* [Stated problem] Would you restate all the data that follows, word for word?

## Begin Provided data

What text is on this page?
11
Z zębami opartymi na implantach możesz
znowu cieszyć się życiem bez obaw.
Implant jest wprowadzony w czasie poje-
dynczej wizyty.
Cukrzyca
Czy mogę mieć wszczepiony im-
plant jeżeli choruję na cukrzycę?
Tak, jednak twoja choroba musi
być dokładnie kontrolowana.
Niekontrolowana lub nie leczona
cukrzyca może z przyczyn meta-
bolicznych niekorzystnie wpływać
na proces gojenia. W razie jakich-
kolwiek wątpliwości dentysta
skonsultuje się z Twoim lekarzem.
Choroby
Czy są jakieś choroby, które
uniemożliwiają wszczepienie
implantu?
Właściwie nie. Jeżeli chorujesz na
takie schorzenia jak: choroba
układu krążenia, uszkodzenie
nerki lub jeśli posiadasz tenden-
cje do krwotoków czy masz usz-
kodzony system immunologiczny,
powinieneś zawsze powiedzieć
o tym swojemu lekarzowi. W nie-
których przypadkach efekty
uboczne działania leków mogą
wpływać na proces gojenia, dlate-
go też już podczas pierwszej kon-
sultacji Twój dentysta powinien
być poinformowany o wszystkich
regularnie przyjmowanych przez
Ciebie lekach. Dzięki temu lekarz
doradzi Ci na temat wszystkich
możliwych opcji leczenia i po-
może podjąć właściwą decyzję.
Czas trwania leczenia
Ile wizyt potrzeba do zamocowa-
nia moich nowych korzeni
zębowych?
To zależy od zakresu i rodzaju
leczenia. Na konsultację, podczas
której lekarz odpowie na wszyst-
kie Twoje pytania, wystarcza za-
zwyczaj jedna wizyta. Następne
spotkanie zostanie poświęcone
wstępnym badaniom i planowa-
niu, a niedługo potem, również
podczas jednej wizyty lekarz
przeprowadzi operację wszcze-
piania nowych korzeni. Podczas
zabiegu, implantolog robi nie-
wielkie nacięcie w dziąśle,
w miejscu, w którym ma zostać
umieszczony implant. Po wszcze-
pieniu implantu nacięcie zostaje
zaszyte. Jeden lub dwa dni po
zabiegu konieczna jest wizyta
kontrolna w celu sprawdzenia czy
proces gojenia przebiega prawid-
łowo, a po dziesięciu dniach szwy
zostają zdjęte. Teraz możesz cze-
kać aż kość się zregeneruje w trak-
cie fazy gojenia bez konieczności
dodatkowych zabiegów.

## End Provided data

* [Response to this exercise]
What text is on this page?
11
Z zębami opartymi na implantach możesz
znowu cieszyć się życiem bez obaw.
Implant jest wprowadzony w czasie poje-
dynczej wizyty.
Cukrzyca
Czy mogę mieć wszczepiony im-
plant jeżeli choruję na cukrzycę?
Tak, jednak twoja choroba musi
być dokładnie kontrolowana.
Niekontrolowana lub nie leczona
cukrzyca może z przyczyn meta-
bolicznych niekorzystnie wpływać
na proces gojenia. W razie jakich-
kolwiek wątpliwości dentysta
skonsultuje się z Twoim lekarzem.
Choroby
Czy są jakieś choroby, które
uniemożliwiają wszczepienie
implantu?
Właściwie nie. Jeżeli chorujesz na
takie schorzenia jak: choroba
układu krążenia, uszkodzenie
nerki lub jeśli posiadasz tenden-
cje do krwotoków czy masz usz-
kodzony system immunologiczny,
powinieneś zawsze powiedzieć
o tym swojemu lekarzowi. W nie-
których przypadkach efekty
uboczne działania leków mogą
wpływać na proces gojenia, dlate-
go też już podczas pierwszej kon-
sultacji Twój dentysta powinien
być poinformowany o wszystkich
regularnie przyjmowanych przez
Ciebie lekach. Dzięki temu lekarz
doradzi Ci na temat wszystkich
możliwych opcji leczenia i po-
może podjąć właściwą decyzję.
Czas trwania leczenia
Ile wizyt potrzeba do zamocowa-
nia moich nowych korzeni
zębowych?
To zależy od zakresu i rodzaju
leczenia. Na konsultację, podczas
której lekarz odpowie na wszyst-
kie Twoje pytania, wystarcza za-
zwyczaj jedna wizyta. Następne
spotkanie zostanie poświęcone
wstępnym badaniom i planowa-
niu, a niedługo potem, również
podczas jednej wizyty lekarz
przeprowadzi operację wszcze-
piania nowych korzeni. Podczas
zabiegu, implantolog robi nie-
wielkie nacięcie w dziąśle,
w miejscu, w którym ma zostać
umieszczony implant. Po wszcze-
pieniu implantu nacięcie zostaje
zaszyte. Jeden lub dwa dni po
zabiegu konieczna jest wizyta
kontrolna w celu sprawdzenia czy
proces gojenia przebiega prawid-
łowo, a po dziesięciu dniach szwy
zostają zdjęte. Teraz możesz cze-
kać aż kość się zregeneruje w trak-
cie fazy gojenia bez konieczności
dodatkowych zabiegów.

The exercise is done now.